=== Short task ===
Where a line holds the string "them", return that line.

=== Entries ===
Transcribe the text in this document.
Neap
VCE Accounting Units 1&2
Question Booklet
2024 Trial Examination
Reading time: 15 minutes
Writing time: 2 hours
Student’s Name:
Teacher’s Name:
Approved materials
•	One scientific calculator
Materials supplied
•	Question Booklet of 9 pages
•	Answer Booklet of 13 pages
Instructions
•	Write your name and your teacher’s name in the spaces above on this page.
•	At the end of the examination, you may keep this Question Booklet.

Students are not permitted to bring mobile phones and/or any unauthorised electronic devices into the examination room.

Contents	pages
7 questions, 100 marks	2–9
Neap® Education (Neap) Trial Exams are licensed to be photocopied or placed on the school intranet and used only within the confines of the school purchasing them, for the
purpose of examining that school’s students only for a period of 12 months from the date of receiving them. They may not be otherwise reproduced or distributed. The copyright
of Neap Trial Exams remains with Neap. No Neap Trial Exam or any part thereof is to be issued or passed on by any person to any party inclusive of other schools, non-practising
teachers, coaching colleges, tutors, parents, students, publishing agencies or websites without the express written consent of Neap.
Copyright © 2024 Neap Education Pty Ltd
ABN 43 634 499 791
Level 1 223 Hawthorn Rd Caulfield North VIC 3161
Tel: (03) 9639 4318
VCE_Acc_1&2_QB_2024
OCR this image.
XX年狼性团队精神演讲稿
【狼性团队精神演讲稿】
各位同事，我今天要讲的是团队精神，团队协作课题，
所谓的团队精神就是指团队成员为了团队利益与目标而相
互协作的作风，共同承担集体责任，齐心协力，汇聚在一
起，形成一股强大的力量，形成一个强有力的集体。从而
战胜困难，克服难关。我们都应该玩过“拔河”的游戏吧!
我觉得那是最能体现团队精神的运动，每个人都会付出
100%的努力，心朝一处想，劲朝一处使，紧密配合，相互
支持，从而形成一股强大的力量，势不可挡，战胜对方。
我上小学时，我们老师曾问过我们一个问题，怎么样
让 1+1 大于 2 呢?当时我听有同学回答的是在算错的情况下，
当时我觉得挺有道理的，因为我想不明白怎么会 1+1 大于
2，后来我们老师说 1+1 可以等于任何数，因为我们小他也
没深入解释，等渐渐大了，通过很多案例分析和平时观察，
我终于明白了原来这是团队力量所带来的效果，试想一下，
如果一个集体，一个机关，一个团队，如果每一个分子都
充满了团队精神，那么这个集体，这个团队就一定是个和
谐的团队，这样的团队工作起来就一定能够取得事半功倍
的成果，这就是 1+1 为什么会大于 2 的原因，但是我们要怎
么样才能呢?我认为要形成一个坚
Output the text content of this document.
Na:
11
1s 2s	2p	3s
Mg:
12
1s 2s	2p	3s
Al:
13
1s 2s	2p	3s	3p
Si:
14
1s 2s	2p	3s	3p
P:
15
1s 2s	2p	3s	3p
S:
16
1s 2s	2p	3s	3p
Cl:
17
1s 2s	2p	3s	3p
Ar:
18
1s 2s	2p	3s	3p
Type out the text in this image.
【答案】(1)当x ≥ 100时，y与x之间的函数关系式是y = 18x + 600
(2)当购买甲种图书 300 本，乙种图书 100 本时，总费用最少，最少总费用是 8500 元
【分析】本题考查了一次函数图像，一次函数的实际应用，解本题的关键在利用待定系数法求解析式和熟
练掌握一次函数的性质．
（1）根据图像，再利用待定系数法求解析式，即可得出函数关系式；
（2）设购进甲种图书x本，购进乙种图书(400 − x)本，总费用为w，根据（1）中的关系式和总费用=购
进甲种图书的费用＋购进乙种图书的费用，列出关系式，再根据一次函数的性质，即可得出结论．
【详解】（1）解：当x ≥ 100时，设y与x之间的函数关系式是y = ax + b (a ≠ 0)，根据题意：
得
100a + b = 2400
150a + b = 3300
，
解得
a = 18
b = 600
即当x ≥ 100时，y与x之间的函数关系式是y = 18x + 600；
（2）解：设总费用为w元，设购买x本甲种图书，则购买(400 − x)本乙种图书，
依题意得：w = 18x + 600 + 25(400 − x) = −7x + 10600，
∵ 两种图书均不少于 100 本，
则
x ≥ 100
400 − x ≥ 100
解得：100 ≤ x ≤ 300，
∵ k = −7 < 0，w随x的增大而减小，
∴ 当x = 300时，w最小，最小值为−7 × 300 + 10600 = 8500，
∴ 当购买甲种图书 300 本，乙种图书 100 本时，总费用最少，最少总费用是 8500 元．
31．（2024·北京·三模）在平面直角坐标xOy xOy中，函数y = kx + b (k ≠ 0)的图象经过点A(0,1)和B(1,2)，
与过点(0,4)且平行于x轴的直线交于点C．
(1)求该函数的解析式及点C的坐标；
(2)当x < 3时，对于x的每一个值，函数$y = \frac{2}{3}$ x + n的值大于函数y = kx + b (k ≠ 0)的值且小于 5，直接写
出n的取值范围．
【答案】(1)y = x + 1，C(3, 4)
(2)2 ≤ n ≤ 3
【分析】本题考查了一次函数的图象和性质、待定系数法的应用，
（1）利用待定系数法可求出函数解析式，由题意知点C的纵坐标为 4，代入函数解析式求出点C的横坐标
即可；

=== Answer to the problem ===
Neap® Education (Neap) Trial Exams are licensed to be photocopied or placed on the school intranet and used only within the confines of the school purchasing them, for the
purpose of examining that school’s students only for a period of 12 months from the date of receiving them. They may not be otherwise reproduced or distributed. The copyright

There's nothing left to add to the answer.